Print every entry, word for word, and skip the images.

-*-

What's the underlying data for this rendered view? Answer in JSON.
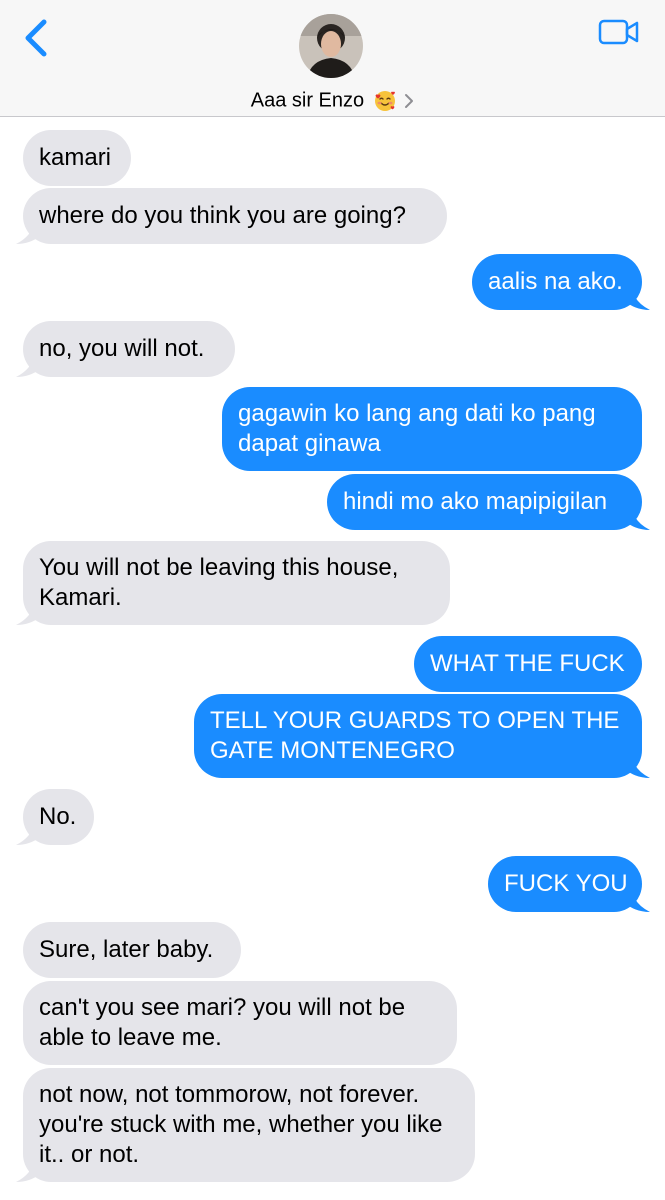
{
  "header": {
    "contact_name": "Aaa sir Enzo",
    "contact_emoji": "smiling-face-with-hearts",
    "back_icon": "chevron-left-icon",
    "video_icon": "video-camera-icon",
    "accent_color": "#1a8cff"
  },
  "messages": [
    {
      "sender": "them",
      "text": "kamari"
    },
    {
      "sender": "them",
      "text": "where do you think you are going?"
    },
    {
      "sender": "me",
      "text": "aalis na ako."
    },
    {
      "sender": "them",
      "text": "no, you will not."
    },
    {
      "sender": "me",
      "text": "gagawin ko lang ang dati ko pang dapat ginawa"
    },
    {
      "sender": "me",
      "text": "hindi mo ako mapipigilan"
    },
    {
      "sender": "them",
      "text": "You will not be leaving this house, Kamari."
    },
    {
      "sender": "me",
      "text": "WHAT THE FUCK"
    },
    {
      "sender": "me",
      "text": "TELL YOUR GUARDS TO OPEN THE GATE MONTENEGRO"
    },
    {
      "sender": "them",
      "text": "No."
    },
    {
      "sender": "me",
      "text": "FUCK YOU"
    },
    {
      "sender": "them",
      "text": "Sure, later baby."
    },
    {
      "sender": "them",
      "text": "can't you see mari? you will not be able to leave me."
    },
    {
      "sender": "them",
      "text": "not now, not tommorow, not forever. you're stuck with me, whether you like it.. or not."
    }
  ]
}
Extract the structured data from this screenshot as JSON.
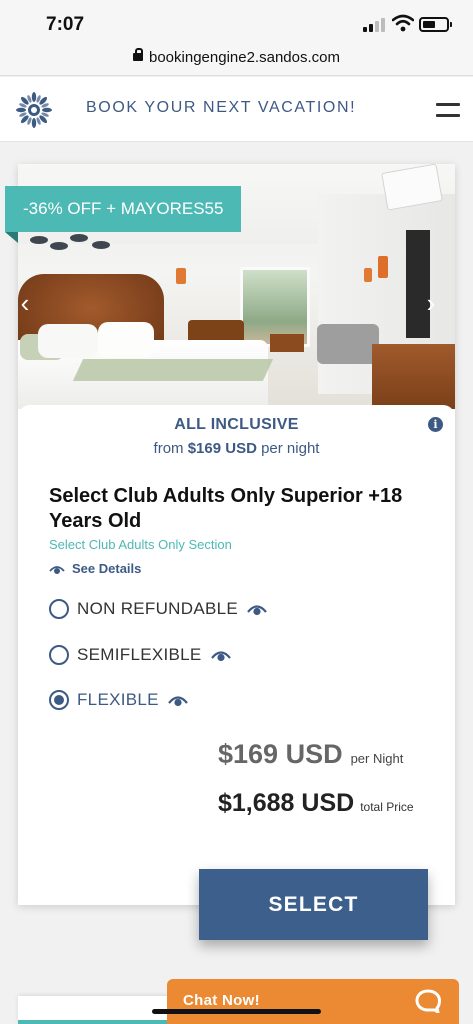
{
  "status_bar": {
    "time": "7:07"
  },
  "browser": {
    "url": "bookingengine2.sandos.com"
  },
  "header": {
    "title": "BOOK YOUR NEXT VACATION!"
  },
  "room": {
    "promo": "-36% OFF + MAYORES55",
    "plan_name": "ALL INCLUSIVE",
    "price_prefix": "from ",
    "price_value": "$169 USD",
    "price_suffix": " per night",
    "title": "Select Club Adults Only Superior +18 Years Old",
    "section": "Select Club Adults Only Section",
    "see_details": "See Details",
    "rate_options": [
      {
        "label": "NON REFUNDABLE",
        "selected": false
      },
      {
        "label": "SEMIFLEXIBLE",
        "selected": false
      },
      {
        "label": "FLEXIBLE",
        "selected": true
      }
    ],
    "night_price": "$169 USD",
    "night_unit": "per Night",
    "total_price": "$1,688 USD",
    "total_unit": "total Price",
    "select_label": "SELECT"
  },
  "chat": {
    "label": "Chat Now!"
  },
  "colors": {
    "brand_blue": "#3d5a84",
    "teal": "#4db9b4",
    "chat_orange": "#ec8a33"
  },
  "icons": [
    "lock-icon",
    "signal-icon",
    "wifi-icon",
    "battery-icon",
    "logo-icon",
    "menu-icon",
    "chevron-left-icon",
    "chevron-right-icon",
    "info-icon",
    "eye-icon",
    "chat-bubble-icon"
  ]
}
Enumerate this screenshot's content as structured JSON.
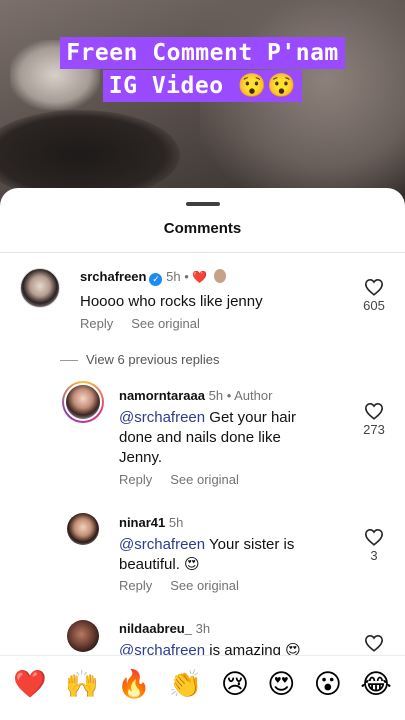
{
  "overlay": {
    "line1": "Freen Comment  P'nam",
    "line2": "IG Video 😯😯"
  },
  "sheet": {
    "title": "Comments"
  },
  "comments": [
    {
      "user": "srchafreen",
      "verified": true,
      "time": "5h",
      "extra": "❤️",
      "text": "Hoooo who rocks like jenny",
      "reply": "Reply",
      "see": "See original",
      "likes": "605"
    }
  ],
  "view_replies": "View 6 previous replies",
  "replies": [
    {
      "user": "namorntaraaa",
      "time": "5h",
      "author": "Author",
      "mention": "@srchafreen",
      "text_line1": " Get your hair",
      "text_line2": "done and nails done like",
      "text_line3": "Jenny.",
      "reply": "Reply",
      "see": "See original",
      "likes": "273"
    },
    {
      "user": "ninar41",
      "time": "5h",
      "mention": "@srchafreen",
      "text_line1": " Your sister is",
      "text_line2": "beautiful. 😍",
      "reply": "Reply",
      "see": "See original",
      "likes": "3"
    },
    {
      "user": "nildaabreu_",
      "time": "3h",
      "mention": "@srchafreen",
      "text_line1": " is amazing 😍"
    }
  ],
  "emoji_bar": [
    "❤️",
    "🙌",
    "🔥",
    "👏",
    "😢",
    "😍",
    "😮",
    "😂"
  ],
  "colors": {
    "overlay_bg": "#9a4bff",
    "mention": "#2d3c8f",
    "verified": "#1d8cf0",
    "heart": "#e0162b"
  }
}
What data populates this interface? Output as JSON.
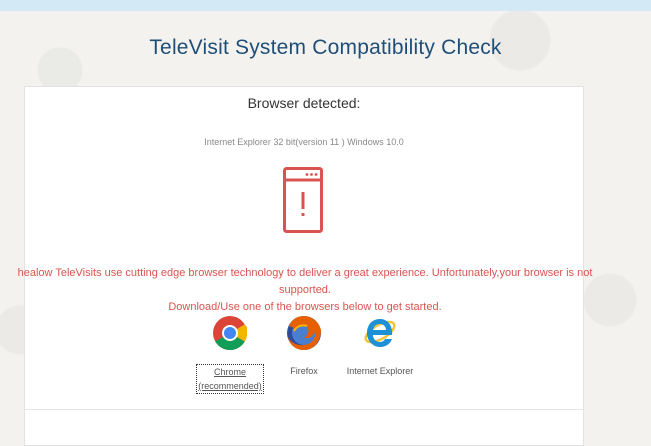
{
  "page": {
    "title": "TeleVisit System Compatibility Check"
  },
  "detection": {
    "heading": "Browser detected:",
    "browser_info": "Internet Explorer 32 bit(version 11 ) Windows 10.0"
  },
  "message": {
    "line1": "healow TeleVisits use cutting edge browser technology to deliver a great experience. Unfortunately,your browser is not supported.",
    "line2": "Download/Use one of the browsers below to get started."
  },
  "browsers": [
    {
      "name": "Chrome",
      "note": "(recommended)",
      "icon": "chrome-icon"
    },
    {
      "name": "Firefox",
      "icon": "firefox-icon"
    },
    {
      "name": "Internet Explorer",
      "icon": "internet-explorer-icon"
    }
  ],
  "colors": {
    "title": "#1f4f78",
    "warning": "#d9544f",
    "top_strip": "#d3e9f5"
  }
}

-*-

- _SOLUTION_:
What's the underlying data for this rendered view? Answer in JSON.
{
  "header": {
    "contact_name": "Aaa sir Enzo",
    "contact_emoji": "smiling-face-with-hearts",
    "back_icon": "chevron-left-icon",
    "video_icon": "video-camera-icon",
    "accent_color": "#1a8cff"
  },
  "messages": [
    {
      "sender": "them",
      "text": "kamari"
    },
    {
      "sender": "them",
      "text": "where do you think you are going?"
    },
    {
      "sender": "me",
      "text": "aalis na ako."
    },
    {
      "sender": "them",
      "text": "no, you will not."
    },
    {
      "sender": "me",
      "text": "gagawin ko lang ang dati ko pang dapat ginawa"
    },
    {
      "sender": "me",
      "text": "hindi mo ako mapipigilan"
    },
    {
      "sender": "them",
      "text": "You will not be leaving this house, Kamari."
    },
    {
      "sender": "me",
      "text": "WHAT THE FUCK"
    },
    {
      "sender": "me",
      "text": "TELL YOUR GUARDS TO OPEN THE GATE MONTENEGRO"
    },
    {
      "sender": "them",
      "text": "No."
    },
    {
      "sender": "me",
      "text": "FUCK YOU"
    },
    {
      "sender": "them",
      "text": "Sure, later baby."
    },
    {
      "sender": "them",
      "text": "can't you see mari? you will not be able to leave me."
    },
    {
      "sender": "them",
      "text": "not now, not tommorow, not forever. you're stuck with me, whether you like it.. or not."
    }
  ]
}
Extract the structured data from this screenshot as JSON.
{
  "status_bar": {
    "time": "7:07"
  },
  "browser": {
    "url": "bookingengine2.sandos.com"
  },
  "header": {
    "title": "BOOK YOUR NEXT VACATION!"
  },
  "room": {
    "promo": "-36% OFF + MAYORES55",
    "plan_name": "ALL INCLUSIVE",
    "price_prefix": "from ",
    "price_value": "$169 USD",
    "price_suffix": " per night",
    "title": "Select Club Adults Only Superior +18 Years Old",
    "section": "Select Club Adults Only Section",
    "see_details": "See Details",
    "rate_options": [
      {
        "label": "NON REFUNDABLE",
        "selected": false
      },
      {
        "label": "SEMIFLEXIBLE",
        "selected": false
      },
      {
        "label": "FLEXIBLE",
        "selected": true
      }
    ],
    "night_price": "$169 USD",
    "night_unit": "per Night",
    "total_price": "$1,688 USD",
    "total_unit": "total Price",
    "select_label": "SELECT"
  },
  "chat": {
    "label": "Chat Now!"
  },
  "colors": {
    "brand_blue": "#3d5a84",
    "teal": "#4db9b4",
    "chat_orange": "#ec8a33"
  },
  "icons": [
    "lock-icon",
    "signal-icon",
    "wifi-icon",
    "battery-icon",
    "logo-icon",
    "menu-icon",
    "chevron-left-icon",
    "chevron-right-icon",
    "info-icon",
    "eye-icon",
    "chat-bubble-icon"
  ]
}
Enumerate this screenshot's content as structured JSON.
{
  "overlay": {
    "line1": "Freen Comment  P'nam",
    "line2": "IG Video 😯😯"
  },
  "sheet": {
    "title": "Comments"
  },
  "comments": [
    {
      "user": "srchafreen",
      "verified": true,
      "time": "5h",
      "extra": "❤️",
      "text": "Hoooo who rocks like jenny",
      "reply": "Reply",
      "see": "See original",
      "likes": "605"
    }
  ],
  "view_replies": "View 6 previous replies",
  "replies": [
    {
      "user": "namorntaraaa",
      "time": "5h",
      "author": "Author",
      "mention": "@srchafreen",
      "text_line1": " Get your hair",
      "text_line2": "done and nails done like",
      "text_line3": "Jenny.",
      "reply": "Reply",
      "see": "See original",
      "likes": "273"
    },
    {
      "user": "ninar41",
      "time": "5h",
      "mention": "@srchafreen",
      "text_line1": " Your sister is",
      "text_line2": "beautiful. 😍",
      "reply": "Reply",
      "see": "See original",
      "likes": "3"
    },
    {
      "user": "nildaabreu_",
      "time": "3h",
      "mention": "@srchafreen",
      "text_line1": " is amazing 😍"
    }
  ],
  "emoji_bar": [
    "❤️",
    "🙌",
    "🔥",
    "👏",
    "😢",
    "😍",
    "😮",
    "😂"
  ],
  "colors": {
    "overlay_bg": "#9a4bff",
    "mention": "#2d3c8f",
    "verified": "#1d8cf0",
    "heart": "#e0162b"
  }
}
What data populates this interface? Output as JSON.
{
  "page": {
    "title": "TeleVisit System Compatibility Check"
  },
  "detection": {
    "heading": "Browser detected:",
    "browser_info": "Internet Explorer 32 bit(version 11 ) Windows 10.0"
  },
  "message": {
    "line1": "healow TeleVisits use cutting edge browser technology to deliver a great experience. Unfortunately,your browser is not supported.",
    "line2": "Download/Use one of the browsers below to get started."
  },
  "browsers": [
    {
      "name": "Chrome",
      "note": "(recommended)",
      "icon": "chrome-icon"
    },
    {
      "name": "Firefox",
      "icon": "firefox-icon"
    },
    {
      "name": "Internet Explorer",
      "icon": "internet-explorer-icon"
    }
  ],
  "colors": {
    "title": "#1f4f78",
    "warning": "#d9544f",
    "top_strip": "#d3e9f5"
  }
}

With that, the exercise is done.